Transcribe every line, keeping it exact.

STORED ROWS -
____________

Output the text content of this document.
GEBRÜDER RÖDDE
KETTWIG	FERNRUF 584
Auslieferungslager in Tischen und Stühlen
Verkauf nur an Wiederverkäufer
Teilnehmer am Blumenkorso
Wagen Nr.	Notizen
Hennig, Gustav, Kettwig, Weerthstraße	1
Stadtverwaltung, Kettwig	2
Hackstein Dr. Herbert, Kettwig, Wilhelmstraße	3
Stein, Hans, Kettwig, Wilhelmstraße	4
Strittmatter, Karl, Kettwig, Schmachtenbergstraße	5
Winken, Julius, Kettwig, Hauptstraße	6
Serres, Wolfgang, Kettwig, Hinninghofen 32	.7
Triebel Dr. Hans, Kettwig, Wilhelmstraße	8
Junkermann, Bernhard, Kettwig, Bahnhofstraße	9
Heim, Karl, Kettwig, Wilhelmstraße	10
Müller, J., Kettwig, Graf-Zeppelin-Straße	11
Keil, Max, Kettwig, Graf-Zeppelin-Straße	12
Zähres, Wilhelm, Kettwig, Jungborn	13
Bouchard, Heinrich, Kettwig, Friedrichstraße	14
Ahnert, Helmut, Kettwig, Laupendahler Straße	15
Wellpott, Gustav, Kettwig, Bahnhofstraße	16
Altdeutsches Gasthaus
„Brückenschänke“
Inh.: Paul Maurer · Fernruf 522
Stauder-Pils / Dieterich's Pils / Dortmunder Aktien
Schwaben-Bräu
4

____________

RESULT OF THE EXERCISE -
Output the text content of this document.
GEBRÜDER RÖDDE
KETTWIG	FERNRUF 584
Auslieferungslager in Tischen und Stühlen
Verkauf nur an Wiederverkäufer
Teilnehmer am Blumenkorso
Wagen Nr.	Notizen
Hennig, Gustav, Kettwig, Weerthstraße	1
Stadtverwaltung, Kettwig	2
Hackstein Dr. Herbert, Kettwig, Wilhelmstraße	3
Stein, Hans, Kettwig, Wilhelmstraße	4
Strittmatter, Karl, Kettwig, Schmachtenbergstraße	5
Winken, Julius, Kettwig, Hauptstraße	6
Serres, Wolfgang, Kettwig, Hinninghofen 32	.7
Triebel Dr. Hans, Kettwig, Wilhelmstraße	8
Junkermann, Bernhard, Kettwig, Bahnhofstraße	9
Heim, Karl, Kettwig, Wilhelmstraße	10
Müller, J., Kettwig, Graf-Zeppelin-Straße	11
Keil, Max, Kettwig, Graf-Zeppelin-Straße	12
Zähres, Wilhelm, Kettwig, Jungborn	13
Bouchard, Heinrich, Kettwig, Friedrichstraße	14
Ahnert, Helmut, Kettwig, Laupendahler Straße	15
Wellpott, Gustav, Kettwig, Bahnhofstraße	16
Altdeutsches Gasthaus
„Brückenschänke“
Inh.: Paul Maurer · Fernruf 522
Stauder-Pils / Dieterich's Pils / Dortmunder Aktien
Schwaben-Bräu
4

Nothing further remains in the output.